> [SET TASK]: Quote all of the data that follows exactly as written, skipping the images.

> [RAW DATA]:

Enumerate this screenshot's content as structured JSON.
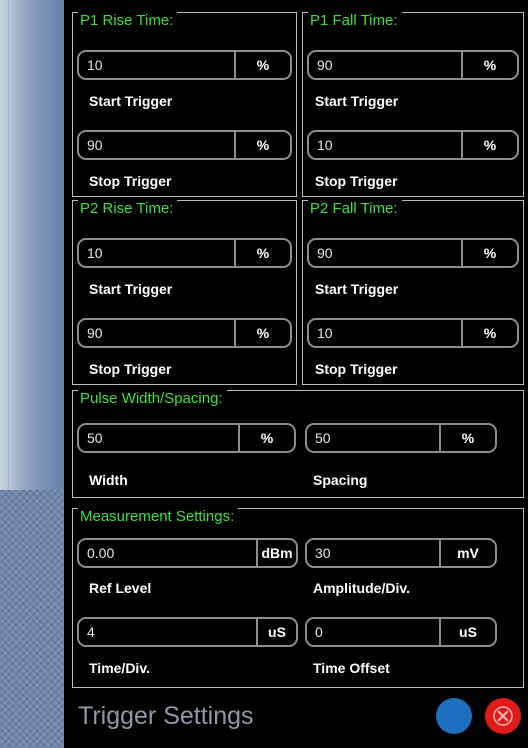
{
  "groups": {
    "p1_rise": {
      "title": "P1 Rise Time:",
      "start": {
        "value": "10",
        "unit": "%",
        "label": "Start Trigger"
      },
      "stop": {
        "value": "90",
        "unit": "%",
        "label": "Stop Trigger"
      }
    },
    "p1_fall": {
      "title": "P1 Fall Time:",
      "start": {
        "value": "90",
        "unit": "%",
        "label": "Start Trigger"
      },
      "stop": {
        "value": "10",
        "unit": "%",
        "label": "Stop Trigger"
      }
    },
    "p2_rise": {
      "title": "P2 Rise Time:",
      "start": {
        "value": "10",
        "unit": "%",
        "label": "Start Trigger"
      },
      "stop": {
        "value": "90",
        "unit": "%",
        "label": "Stop Trigger"
      }
    },
    "p2_fall": {
      "title": "P2 Fall Time:",
      "start": {
        "value": "90",
        "unit": "%",
        "label": "Start Trigger"
      },
      "stop": {
        "value": "10",
        "unit": "%",
        "label": "Stop Trigger"
      }
    },
    "pulse": {
      "title": "Pulse Width/Spacing:",
      "width": {
        "value": "50",
        "unit": "%",
        "label": "Width"
      },
      "spacing": {
        "value": "50",
        "unit": "%",
        "label": "Spacing"
      }
    },
    "measurement": {
      "title": "Measurement Settings:",
      "ref_level": {
        "value": "0.00",
        "unit": "dBm",
        "label": "Ref Level"
      },
      "amplitude": {
        "value": "30",
        "unit": "mV",
        "label": "Amplitude/Div."
      },
      "time_div": {
        "value": "4",
        "unit": "uS",
        "label": "Time/Div."
      },
      "time_offset": {
        "value": "0",
        "unit": "uS",
        "label": "Time Offset"
      }
    }
  },
  "footer": {
    "title": "Trigger Settings",
    "blue_button_icon": "circle-icon",
    "close_button_icon": "close-icon"
  },
  "colors": {
    "group_title": "#3ce03c",
    "background": "#000000",
    "blue_button": "#1f6fc0",
    "close_button": "#e01b1b"
  }
}
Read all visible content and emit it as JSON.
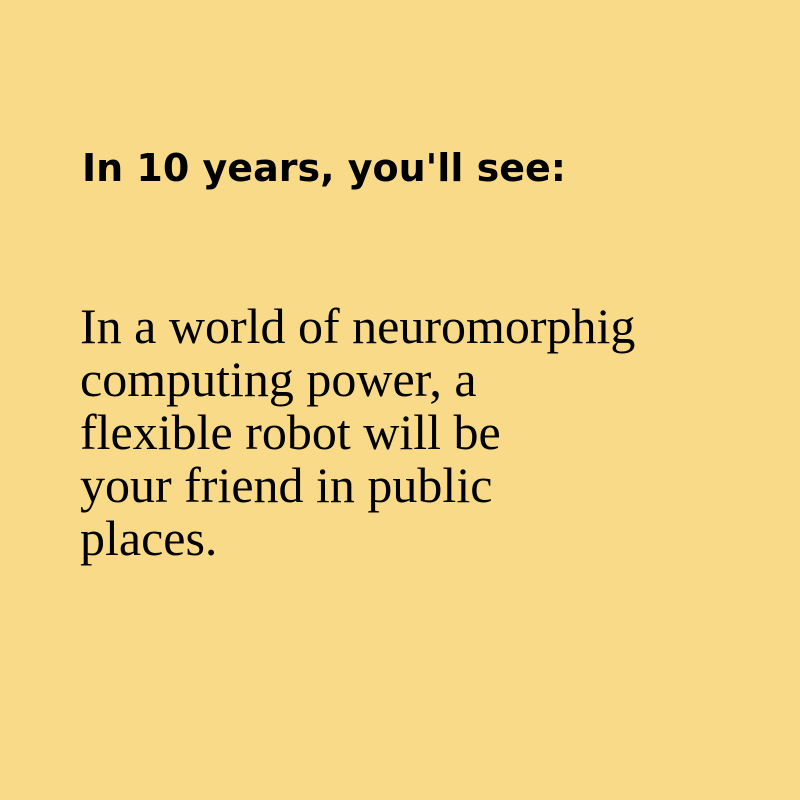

> [THE RESULT]:
Enumerate this screenshot's content as structured JSON.
{
  "groups": {
    "p1_rise": {
      "title": "P1 Rise Time:",
      "start": {
        "value": "10",
        "unit": "%",
        "label": "Start Trigger"
      },
      "stop": {
        "value": "90",
        "unit": "%",
        "label": "Stop Trigger"
      }
    },
    "p1_fall": {
      "title": "P1 Fall Time:",
      "start": {
        "value": "90",
        "unit": "%",
        "label": "Start Trigger"
      },
      "stop": {
        "value": "10",
        "unit": "%",
        "label": "Stop Trigger"
      }
    },
    "p2_rise": {
      "title": "P2 Rise Time:",
      "start": {
        "value": "10",
        "unit": "%",
        "label": "Start Trigger"
      },
      "stop": {
        "value": "90",
        "unit": "%",
        "label": "Stop Trigger"
      }
    },
    "p2_fall": {
      "title": "P2 Fall Time:",
      "start": {
        "value": "90",
        "unit": "%",
        "label": "Start Trigger"
      },
      "stop": {
        "value": "10",
        "unit": "%",
        "label": "Stop Trigger"
      }
    },
    "pulse": {
      "title": "Pulse Width/Spacing:",
      "width": {
        "value": "50",
        "unit": "%",
        "label": "Width"
      },
      "spacing": {
        "value": "50",
        "unit": "%",
        "label": "Spacing"
      }
    },
    "measurement": {
      "title": "Measurement Settings:",
      "ref_level": {
        "value": "0.00",
        "unit": "dBm",
        "label": "Ref Level"
      },
      "amplitude": {
        "value": "30",
        "unit": "mV",
        "label": "Amplitude/Div."
      },
      "time_div": {
        "value": "4",
        "unit": "uS",
        "label": "Time/Div."
      },
      "time_offset": {
        "value": "0",
        "unit": "uS",
        "label": "Time Offset"
      }
    }
  },
  "footer": {
    "title": "Trigger Settings",
    "blue_button_icon": "circle-icon",
    "close_button_icon": "close-icon"
  },
  "colors": {
    "group_title": "#3ce03c",
    "background": "#000000",
    "blue_button": "#1f6fc0",
    "close_button": "#e01b1b"
  }
}
Read all visible content and emit it as JSON.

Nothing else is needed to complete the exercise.